> **STATED GOAL**:
Your task is to repeat the entries underneath exactly, minus the pictures.

Dataset records

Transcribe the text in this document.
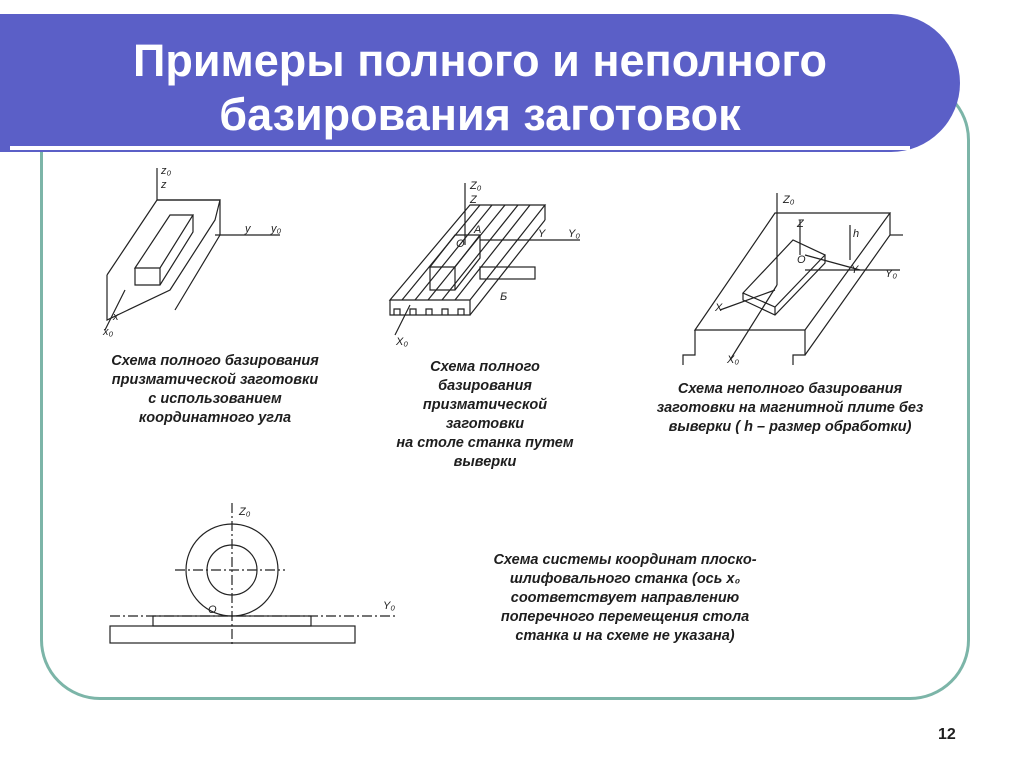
Примеры полного и неполного базирования заготовок
z₀
z
y y₀
x
x₀

Схема полного базирования
призматической заготовки
с использованием
координатного угла

Z₀
Z
Y Y₀
X₀
A
O
Б

Схема полного
базирования
призматической
заготовки
на столе станка путем
выверки

Z₀
Z
h
Y Y₀
X
X₀
O

Схема неполного базирования
заготовки на магнитной плите без
выверки ( h – размер обработки)

Z₀
Y₀
O

Схема системы координат плоско-
шлифовального станка (ось x₀
соответствует направлению
поперечного перемещения стола
станка и на схеме не указана)

12
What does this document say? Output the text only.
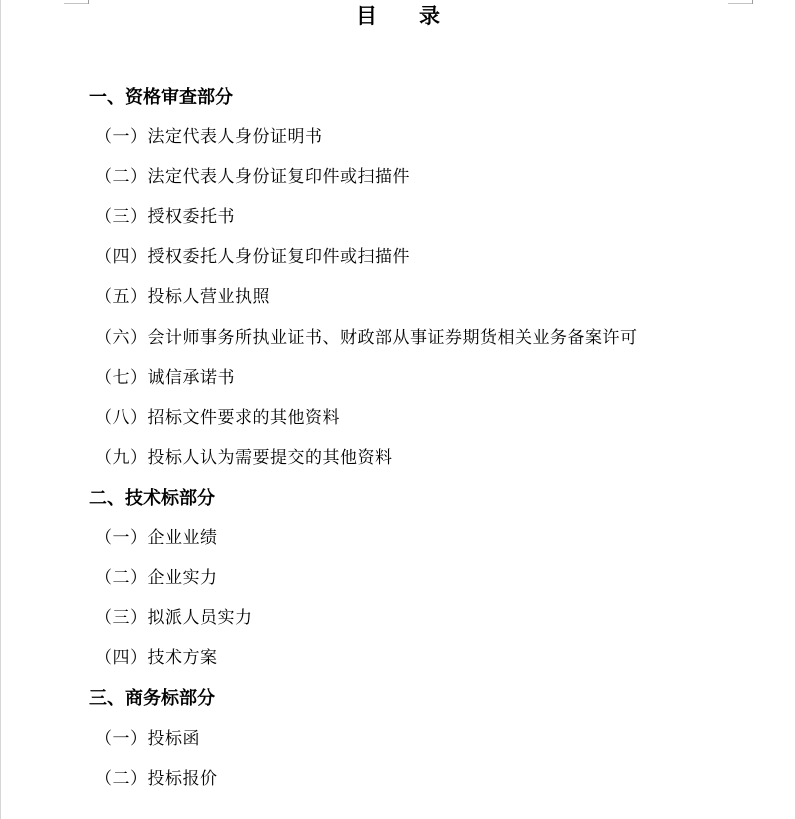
目　　录
一、资格审查部分
（一）法定代表人身份证明书
（二）法定代表人身份证复印件或扫描件
（三）授权委托书
（四）授权委托人身份证复印件或扫描件
（五）投标人营业执照
（六）会计师事务所执业证书、财政部从事证券期货相关业务备案许可
（七）诚信承诺书
（八）招标文件要求的其他资料
（九）投标人认为需要提交的其他资料
二、技术标部分
（一）企业业绩
（二）企业实力
（三）拟派人员实力
（四）技术方案
三、商务标部分
（一）投标函
（二）投标报价
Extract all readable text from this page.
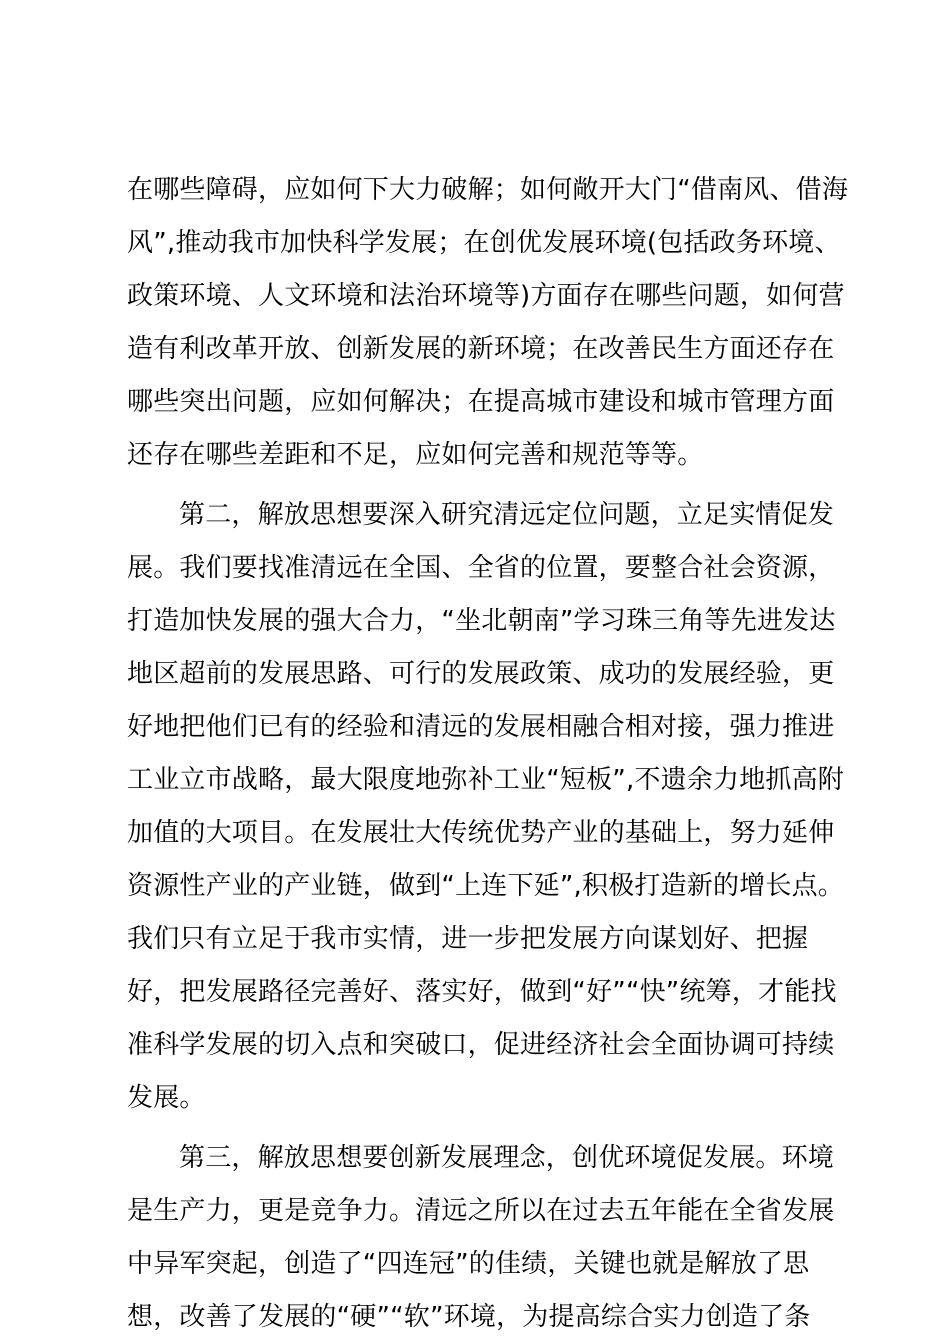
在哪些障碍，应如何下大力破解；如何敞开大门“借南风、借海
风”,推动我市加快科学发展；在创优发展环境(包括政务环境、
政策环境、人文环境和法治环境等)方面存在哪些问题，如何营
造有利改革开放、创新发展的新环境；在改善民生方面还存在
哪些突出问题，应如何解决；在提高城市建设和城市管理方面
还存在哪些差距和不足，应如何完善和规范等等。
第二，解放思想要深入研究清远定位问题，立足实情促发
展。我们要找准清远在全国、全省的位置，要整合社会资源，
打造加快发展的强大合力，“坐北朝南”学习珠三角等先进发达
地区超前的发展思路、可行的发展政策、成功的发展经验，更
好地把他们已有的经验和清远的发展相融合相对接，强力推进
工业立市战略，最大限度地弥补工业“短板”,不遗余力地抓高附
加值的大项目。在发展壮大传统优势产业的基础上，努力延伸
资源性产业的产业链，做到“上连下延”,积极打造新的增长点。
我们只有立足于我市实情，进一步把发展方向谋划好、把握
好，把发展路径完善好、落实好，做到“好”“快”统筹，才能找
准科学发展的切入点和突破口，促进经济社会全面协调可持续
发展。
第三，解放思想要创新发展理念，创优环境促发展。环境
是生产力，更是竞争力。清远之所以在过去五年能在全省发展
中异军突起，创造了“四连冠”的佳绩，关键也就是解放了思
想，改善了发展的“硬”“软”环境，为提高综合实力创造了条
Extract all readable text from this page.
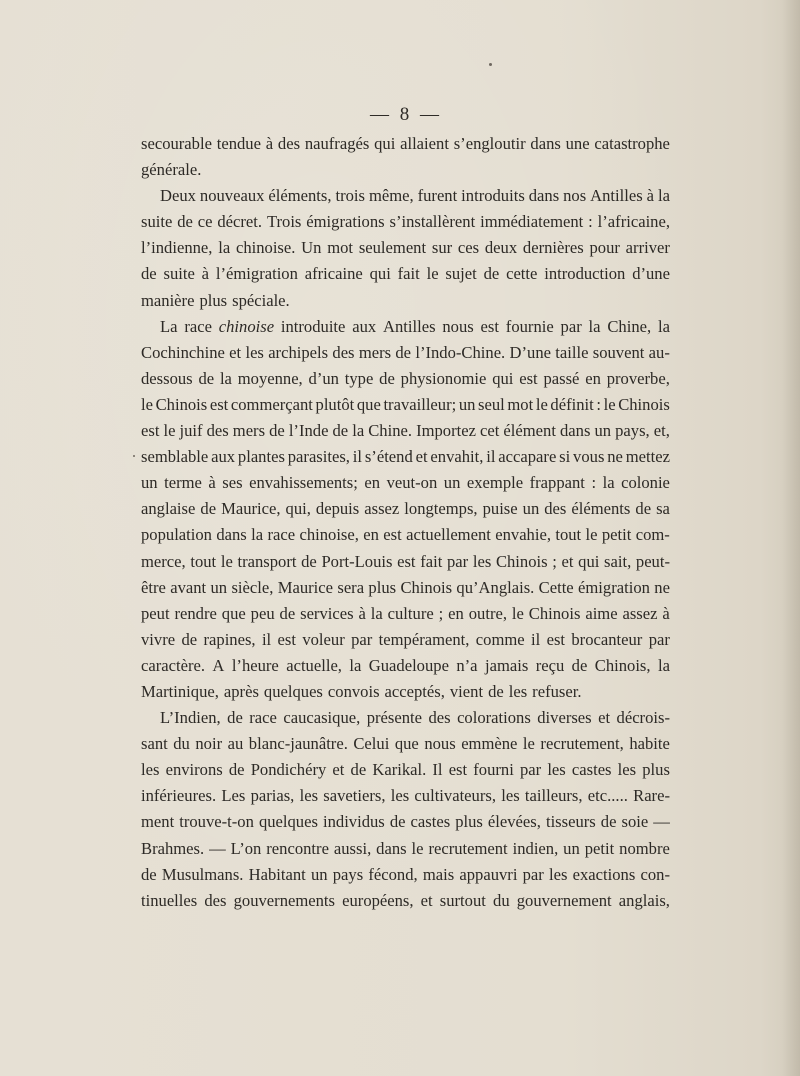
— 8 —
secourable tendue à des naufragés qui allaient s’engloutir dans une catastrophe
générale.
Deux nouveaux éléments, trois même, furent introduits dans nos Antilles à la
suite de ce décret. Trois émigrations s’installèrent immédiatement : l’africaine,
l’indienne, la chinoise. Un mot seulement sur ces deux dernières pour arriver
de suite à l’émigration africaine qui fait le sujet de cette introduction d’une
manière plus spéciale.
La race chinoise introduite aux Antilles nous est fournie par la Chine, la
Cochinchine et les archipels des mers de l’Indo-Chine. D’une taille souvent au-
dessous de la moyenne, d’un type de physionomie qui est passé en proverbe,
le Chinois est commerçant plutôt que travailleur; un seul mot le définit : le Chinois
est le juif des mers de l’Inde de la Chine. Importez cet élément dans un pays, et,
semblable aux plantes parasites, il s’étend et envahit, il accapare si vous ne mettez
un terme à ses envahissements; en veut-on un exemple frappant : la colonie
anglaise de Maurice, qui, depuis assez longtemps, puise un des éléments de sa
population dans la race chinoise, en est actuellement envahie, tout le petit com-
merce, tout le transport de Port-Louis est fait par les Chinois ; et qui sait, peut-
être avant un siècle, Maurice sera plus Chinois qu’Anglais. Cette émigration ne
peut rendre que peu de services à la culture ; en outre, le Chinois aime assez à
vivre de rapines, il est voleur par tempérament, comme il est brocanteur par
caractère. A l’heure actuelle, la Guadeloupe n’a jamais reçu de Chinois, la
Martinique, après quelques convois acceptés, vient de les refuser.
L’Indien, de race caucasique, présente des colorations diverses et décrois-
sant du noir au blanc-jaunâtre. Celui que nous emmène le recrutement, habite
les environs de Pondichéry et de Karikal. Il est fourni par les castes les plus
inférieures. Les parias, les savetiers, les cultivateurs, les tailleurs, etc..... Rare-
ment trouve-t-on quelques individus de castes plus élevées, tisseurs de soie —
Brahmes. — L’on rencontre aussi, dans le recrutement indien, un petit nombre
de Musulmans. Habitant un pays fécond, mais appauvri par les exactions con-
tinuelles des gouvernements européens, et surtout du gouvernement anglais,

> **TASK SOLUTION**:
Transcribe the text in this document.
Примеры полного и неполного базирования заготовок
z₀
z
y y₀
x
x₀

Схема полного базирования
призматической заготовки
с использованием
координатного угла

Z₀
Z
Y Y₀
X₀
A
O
Б

Схема полного
базирования
призматической
заготовки
на столе станка путем
выверки

Z₀
Z
h
Y Y₀
X
X₀
O

Схема неполного базирования
заготовки на магнитной плите без
выверки ( h – размер обработки)

Z₀
Y₀
O

Схема системы координат плоско-
шлифовального станка (ось x₀
соответствует направлению
поперечного перемещения стола
станка и на схеме не указана)

12
What does this document say? Output the text only.
目　　录
一、资格审查部分
（一）法定代表人身份证明书
（二）法定代表人身份证复印件或扫描件
（三）授权委托书
（四）授权委托人身份证复印件或扫描件
（五）投标人营业执照
（六）会计师事务所执业证书、财政部从事证券期货相关业务备案许可
（七）诚信承诺书
（八）招标文件要求的其他资料
（九）投标人认为需要提交的其他资料
二、技术标部分
（一）企业业绩
（二）企业实力
（三）拟派人员实力
（四）技术方案
三、商务标部分
（一）投标函
（二）投标报价
Extract all readable text from this page.
在哪些障碍，应如何下大力破解；如何敞开大门“借南风、借海
风”,推动我市加快科学发展；在创优发展环境(包括政务环境、
政策环境、人文环境和法治环境等)方面存在哪些问题，如何营
造有利改革开放、创新发展的新环境；在改善民生方面还存在
哪些突出问题，应如何解决；在提高城市建设和城市管理方面
还存在哪些差距和不足，应如何完善和规范等等。
第二，解放思想要深入研究清远定位问题，立足实情促发
展。我们要找准清远在全国、全省的位置，要整合社会资源，
打造加快发展的强大合力，“坐北朝南”学习珠三角等先进发达
地区超前的发展思路、可行的发展政策、成功的发展经验，更
好地把他们已有的经验和清远的发展相融合相对接，强力推进
工业立市战略，最大限度地弥补工业“短板”,不遗余力地抓高附
加值的大项目。在发展壮大传统优势产业的基础上，努力延伸
资源性产业的产业链，做到“上连下延”,积极打造新的增长点。
我们只有立足于我市实情，进一步把发展方向谋划好、把握
好，把发展路径完善好、落实好，做到“好”“快”统筹，才能找
准科学发展的切入点和突破口，促进经济社会全面协调可持续
发展。
第三，解放思想要创新发展理念，创优环境促发展。环境
是生产力，更是竞争力。清远之所以在过去五年能在全省发展
中异军突起，创造了“四连冠”的佳绩，关键也就是解放了思
想，改善了发展的“硬”“软”环境，为提高综合实力创造了条
Extract all readable text from this page.
— 8 —
secourable tendue à des naufragés qui allaient s’engloutir dans une catastrophe
générale.
Deux nouveaux éléments, trois même, furent introduits dans nos Antilles à la
suite de ce décret. Trois émigrations s’installèrent immédiatement : l’africaine,
l’indienne, la chinoise. Un mot seulement sur ces deux dernières pour arriver
de suite à l’émigration africaine qui fait le sujet de cette introduction d’une
manière plus spéciale.
La race chinoise introduite aux Antilles nous est fournie par la Chine, la
Cochinchine et les archipels des mers de l’Indo-Chine. D’une taille souvent au-
dessous de la moyenne, d’un type de physionomie qui est passé en proverbe,
le Chinois est commerçant plutôt que travailleur; un seul mot le définit : le Chinois
est le juif des mers de l’Inde de la Chine. Importez cet élément dans un pays, et,
semblable aux plantes parasites, il s’étend et envahit, il accapare si vous ne mettez
un terme à ses envahissements; en veut-on un exemple frappant : la colonie
anglaise de Maurice, qui, depuis assez longtemps, puise un des éléments de sa
population dans la race chinoise, en est actuellement envahie, tout le petit com-
merce, tout le transport de Port-Louis est fait par les Chinois ; et qui sait, peut-
être avant un siècle, Maurice sera plus Chinois qu’Anglais. Cette émigration ne
peut rendre que peu de services à la culture ; en outre, le Chinois aime assez à
vivre de rapines, il est voleur par tempérament, comme il est brocanteur par
caractère. A l’heure actuelle, la Guadeloupe n’a jamais reçu de Chinois, la
Martinique, après quelques convois acceptés, vient de les refuser.
L’Indien, de race caucasique, présente des colorations diverses et décrois-
sant du noir au blanc-jaunâtre. Celui que nous emmène le recrutement, habite
les environs de Pondichéry et de Karikal. Il est fourni par les castes les plus
inférieures. Les parias, les savetiers, les cultivateurs, les tailleurs, etc..... Rare-
ment trouve-t-on quelques individus de castes plus élevées, tisseurs de soie —
Brahmes. — L’on rencontre aussi, dans le recrutement indien, un petit nombre
de Musulmans. Habitant un pays fécond, mais appauvri par les exactions con-
tinuelles des gouvernements européens, et surtout du gouvernement anglais,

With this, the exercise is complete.